**TASK OBJECTIVE**. Quote every line as written. Omit pictures.

**Data entries for graphics**.
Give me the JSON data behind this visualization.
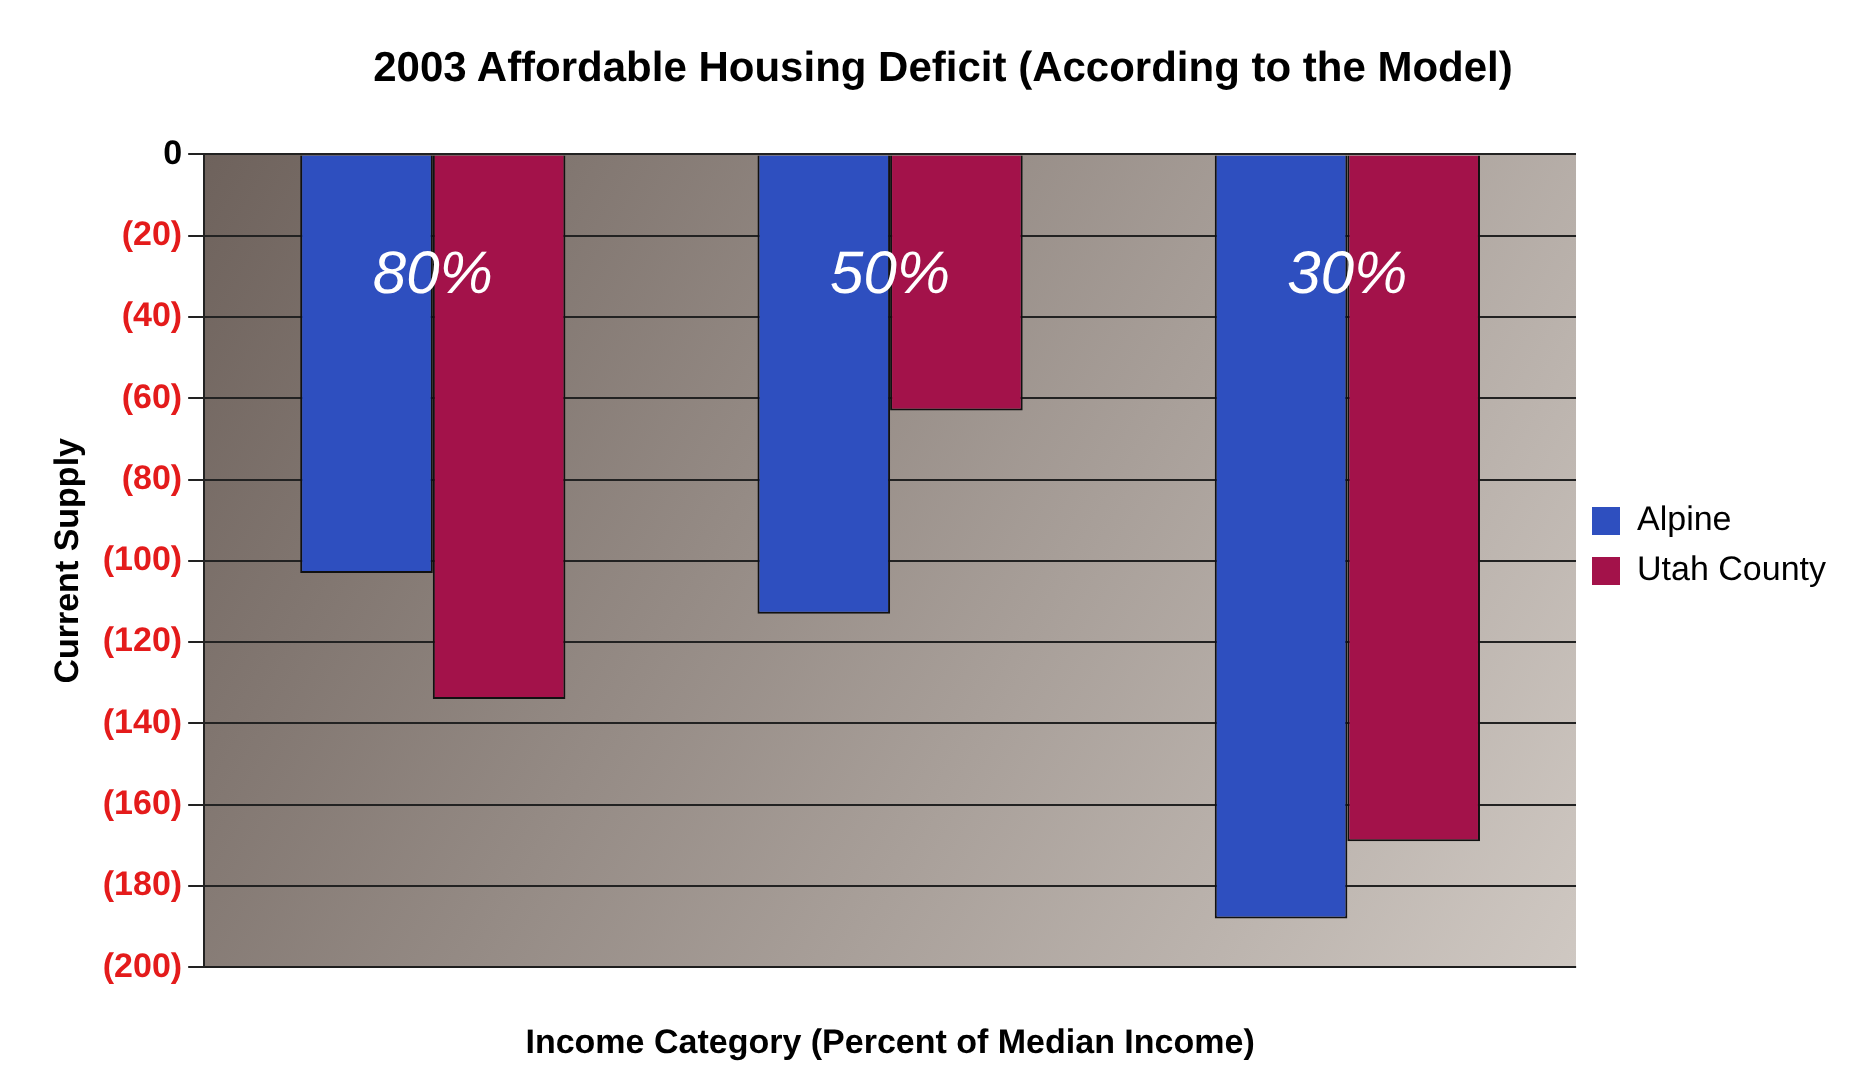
{
  "chart_data": {
    "type": "bar",
    "title": "2003 Affordable Housing Deficit (According to the Model)",
    "xlabel": "Income Category (Percent of Median Income)",
    "ylabel": "Current Supply",
    "categories": [
      "80%",
      "50%",
      "30%"
    ],
    "series": [
      {
        "name": "Alpine",
        "color": "#2e4fbf",
        "values": [
          -103,
          -113,
          -188
        ]
      },
      {
        "name": "Utah County",
        "color": "#a3124a",
        "values": [
          -134,
          -63,
          -169
        ]
      }
    ],
    "ylim": [
      -200,
      0
    ],
    "yticks": [
      {
        "value": -200,
        "label": "(200)"
      },
      {
        "value": -180,
        "label": "(180)"
      },
      {
        "value": -160,
        "label": "(160)"
      },
      {
        "value": -140,
        "label": "(140)"
      },
      {
        "value": -120,
        "label": "(120)"
      },
      {
        "value": -100,
        "label": "(100)"
      },
      {
        "value": -80,
        "label": "(80)"
      },
      {
        "value": -60,
        "label": "(60)"
      },
      {
        "value": -40,
        "label": "(40)"
      },
      {
        "value": -20,
        "label": "(20)"
      },
      0
    ],
    "grid": "y",
    "legend": "right"
  }
}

**TASK SOLUTION**.
Give me the JSON data behind this visualization.
{
  "chart_data": {
    "type": "bar",
    "title": "2003 Affordable Housing Deficit (According to the Model)",
    "xlabel": "Income Category (Percent of Median Income)",
    "ylabel": "Current Supply",
    "categories": [
      "80%",
      "50%",
      "30%"
    ],
    "series": [
      {
        "name": "Alpine",
        "color": "#2e4fbf",
        "values": [
          -103,
          -113,
          -188
        ]
      },
      {
        "name": "Utah County",
        "color": "#a3124a",
        "values": [
          -134,
          -63,
          -169
        ]
      }
    ],
    "ylim": [
      -200,
      0
    ],
    "yticks": [
      {
        "value": -200,
        "label": "(200)"
      },
      {
        "value": -180,
        "label": "(180)"
      },
      {
        "value": -160,
        "label": "(160)"
      },
      {
        "value": -140,
        "label": "(140)"
      },
      {
        "value": -120,
        "label": "(120)"
      },
      {
        "value": -100,
        "label": "(100)"
      },
      {
        "value": -80,
        "label": "(80)"
      },
      {
        "value": -60,
        "label": "(60)"
      },
      {
        "value": -40,
        "label": "(40)"
      },
      {
        "value": -20,
        "label": "(20)"
      },
      0
    ],
    "grid": "y",
    "legend": "right"
  }
}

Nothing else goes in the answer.